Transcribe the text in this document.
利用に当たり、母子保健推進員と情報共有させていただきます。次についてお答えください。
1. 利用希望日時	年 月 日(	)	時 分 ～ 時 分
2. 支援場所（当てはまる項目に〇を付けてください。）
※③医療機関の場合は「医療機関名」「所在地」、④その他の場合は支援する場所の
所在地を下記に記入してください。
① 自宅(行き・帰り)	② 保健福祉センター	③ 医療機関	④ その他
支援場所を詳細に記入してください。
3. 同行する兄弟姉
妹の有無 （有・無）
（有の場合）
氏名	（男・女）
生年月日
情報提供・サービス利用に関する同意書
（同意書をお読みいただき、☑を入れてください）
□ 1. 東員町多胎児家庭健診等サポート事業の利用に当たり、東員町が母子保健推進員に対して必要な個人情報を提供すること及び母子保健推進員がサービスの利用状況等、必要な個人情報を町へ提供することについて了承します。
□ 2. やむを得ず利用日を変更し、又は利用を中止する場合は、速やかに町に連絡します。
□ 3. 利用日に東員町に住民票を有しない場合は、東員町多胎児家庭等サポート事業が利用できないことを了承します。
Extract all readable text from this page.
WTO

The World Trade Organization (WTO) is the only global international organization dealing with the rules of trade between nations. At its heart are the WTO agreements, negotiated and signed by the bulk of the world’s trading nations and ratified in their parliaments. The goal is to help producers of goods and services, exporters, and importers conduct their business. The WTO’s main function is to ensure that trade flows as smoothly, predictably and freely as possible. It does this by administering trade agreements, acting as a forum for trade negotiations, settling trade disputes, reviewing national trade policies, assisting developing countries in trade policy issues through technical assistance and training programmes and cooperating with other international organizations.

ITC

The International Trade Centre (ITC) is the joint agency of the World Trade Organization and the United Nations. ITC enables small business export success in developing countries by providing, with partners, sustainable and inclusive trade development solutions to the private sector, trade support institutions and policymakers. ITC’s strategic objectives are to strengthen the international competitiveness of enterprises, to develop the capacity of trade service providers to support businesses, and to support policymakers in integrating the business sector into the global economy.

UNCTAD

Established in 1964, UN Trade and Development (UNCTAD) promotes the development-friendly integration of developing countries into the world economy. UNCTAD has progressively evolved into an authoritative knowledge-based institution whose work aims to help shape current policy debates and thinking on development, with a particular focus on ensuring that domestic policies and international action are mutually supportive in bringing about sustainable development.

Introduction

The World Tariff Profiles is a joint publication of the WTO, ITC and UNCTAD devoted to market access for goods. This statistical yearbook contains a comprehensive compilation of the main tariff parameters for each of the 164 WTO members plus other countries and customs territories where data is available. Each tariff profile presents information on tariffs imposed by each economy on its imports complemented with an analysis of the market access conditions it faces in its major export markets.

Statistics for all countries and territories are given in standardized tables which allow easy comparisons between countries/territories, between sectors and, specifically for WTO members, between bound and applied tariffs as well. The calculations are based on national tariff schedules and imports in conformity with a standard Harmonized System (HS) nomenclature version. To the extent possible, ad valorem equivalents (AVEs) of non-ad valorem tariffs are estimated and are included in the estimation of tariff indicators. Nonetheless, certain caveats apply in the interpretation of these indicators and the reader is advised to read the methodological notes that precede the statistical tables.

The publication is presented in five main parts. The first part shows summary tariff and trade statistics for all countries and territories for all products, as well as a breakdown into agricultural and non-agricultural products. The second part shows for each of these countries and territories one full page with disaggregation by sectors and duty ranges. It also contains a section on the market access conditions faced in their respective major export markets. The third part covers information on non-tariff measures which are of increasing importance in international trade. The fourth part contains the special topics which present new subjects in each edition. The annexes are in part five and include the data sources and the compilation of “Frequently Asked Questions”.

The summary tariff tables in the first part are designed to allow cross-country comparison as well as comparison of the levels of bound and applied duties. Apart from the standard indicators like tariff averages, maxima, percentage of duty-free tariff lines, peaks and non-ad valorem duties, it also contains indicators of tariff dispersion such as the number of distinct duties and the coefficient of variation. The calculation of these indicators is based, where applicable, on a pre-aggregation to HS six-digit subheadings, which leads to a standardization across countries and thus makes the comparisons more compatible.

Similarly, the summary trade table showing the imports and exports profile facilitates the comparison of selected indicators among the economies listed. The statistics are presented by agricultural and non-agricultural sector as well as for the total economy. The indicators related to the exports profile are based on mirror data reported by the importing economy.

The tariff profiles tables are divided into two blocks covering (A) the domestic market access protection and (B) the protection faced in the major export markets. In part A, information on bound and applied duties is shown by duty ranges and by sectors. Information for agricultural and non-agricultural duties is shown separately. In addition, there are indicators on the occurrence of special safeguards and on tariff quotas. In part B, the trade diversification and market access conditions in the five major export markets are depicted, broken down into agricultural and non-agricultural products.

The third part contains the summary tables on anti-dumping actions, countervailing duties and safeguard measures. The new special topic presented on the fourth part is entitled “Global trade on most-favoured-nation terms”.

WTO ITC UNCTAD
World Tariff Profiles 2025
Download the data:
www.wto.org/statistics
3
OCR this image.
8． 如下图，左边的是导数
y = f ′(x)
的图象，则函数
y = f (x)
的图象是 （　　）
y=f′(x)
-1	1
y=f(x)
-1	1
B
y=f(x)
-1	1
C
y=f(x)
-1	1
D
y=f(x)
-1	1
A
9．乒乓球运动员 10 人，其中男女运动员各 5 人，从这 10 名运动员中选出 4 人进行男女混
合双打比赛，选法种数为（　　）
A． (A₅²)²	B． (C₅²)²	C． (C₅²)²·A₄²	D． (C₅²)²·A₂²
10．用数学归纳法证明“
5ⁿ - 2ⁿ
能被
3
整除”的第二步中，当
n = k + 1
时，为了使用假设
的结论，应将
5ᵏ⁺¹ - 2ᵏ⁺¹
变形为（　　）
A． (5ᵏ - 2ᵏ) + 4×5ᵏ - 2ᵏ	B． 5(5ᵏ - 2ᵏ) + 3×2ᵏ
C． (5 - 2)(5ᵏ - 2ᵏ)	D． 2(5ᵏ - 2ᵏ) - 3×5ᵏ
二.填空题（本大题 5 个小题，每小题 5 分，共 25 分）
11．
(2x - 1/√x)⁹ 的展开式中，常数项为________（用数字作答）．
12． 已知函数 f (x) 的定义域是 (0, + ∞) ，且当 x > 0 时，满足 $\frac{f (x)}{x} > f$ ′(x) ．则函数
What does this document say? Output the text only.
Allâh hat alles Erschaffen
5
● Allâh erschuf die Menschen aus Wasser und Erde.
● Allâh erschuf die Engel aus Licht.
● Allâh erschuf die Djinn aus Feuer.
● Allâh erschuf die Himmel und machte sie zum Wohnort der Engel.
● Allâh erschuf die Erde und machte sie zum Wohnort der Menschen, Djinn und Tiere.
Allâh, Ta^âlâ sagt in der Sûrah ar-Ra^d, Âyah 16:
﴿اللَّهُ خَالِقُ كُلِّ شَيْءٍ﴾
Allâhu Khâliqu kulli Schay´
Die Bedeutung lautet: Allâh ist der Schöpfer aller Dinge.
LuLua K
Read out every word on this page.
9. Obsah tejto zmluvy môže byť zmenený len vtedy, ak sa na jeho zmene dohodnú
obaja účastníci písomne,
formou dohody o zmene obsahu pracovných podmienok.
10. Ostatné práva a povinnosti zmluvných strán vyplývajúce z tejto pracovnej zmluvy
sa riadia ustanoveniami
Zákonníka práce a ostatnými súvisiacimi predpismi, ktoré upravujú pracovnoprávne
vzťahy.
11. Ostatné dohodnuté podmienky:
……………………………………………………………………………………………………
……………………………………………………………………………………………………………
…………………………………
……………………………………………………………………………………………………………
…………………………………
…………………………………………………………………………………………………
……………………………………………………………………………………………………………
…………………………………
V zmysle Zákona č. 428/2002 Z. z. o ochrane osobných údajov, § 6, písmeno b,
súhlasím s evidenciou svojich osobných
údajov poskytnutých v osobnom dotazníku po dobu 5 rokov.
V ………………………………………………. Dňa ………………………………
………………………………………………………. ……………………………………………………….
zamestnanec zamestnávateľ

──────

**The request**
Find all the lines containing "Menschen" in the material, then copy them.

**Exercise result**
● Allâh erschuf die Menschen aus Wasser und Erde.
● Allâh erschuf die Erde und machte sie zum Wohnort der Menschen, Djinn und Tiere.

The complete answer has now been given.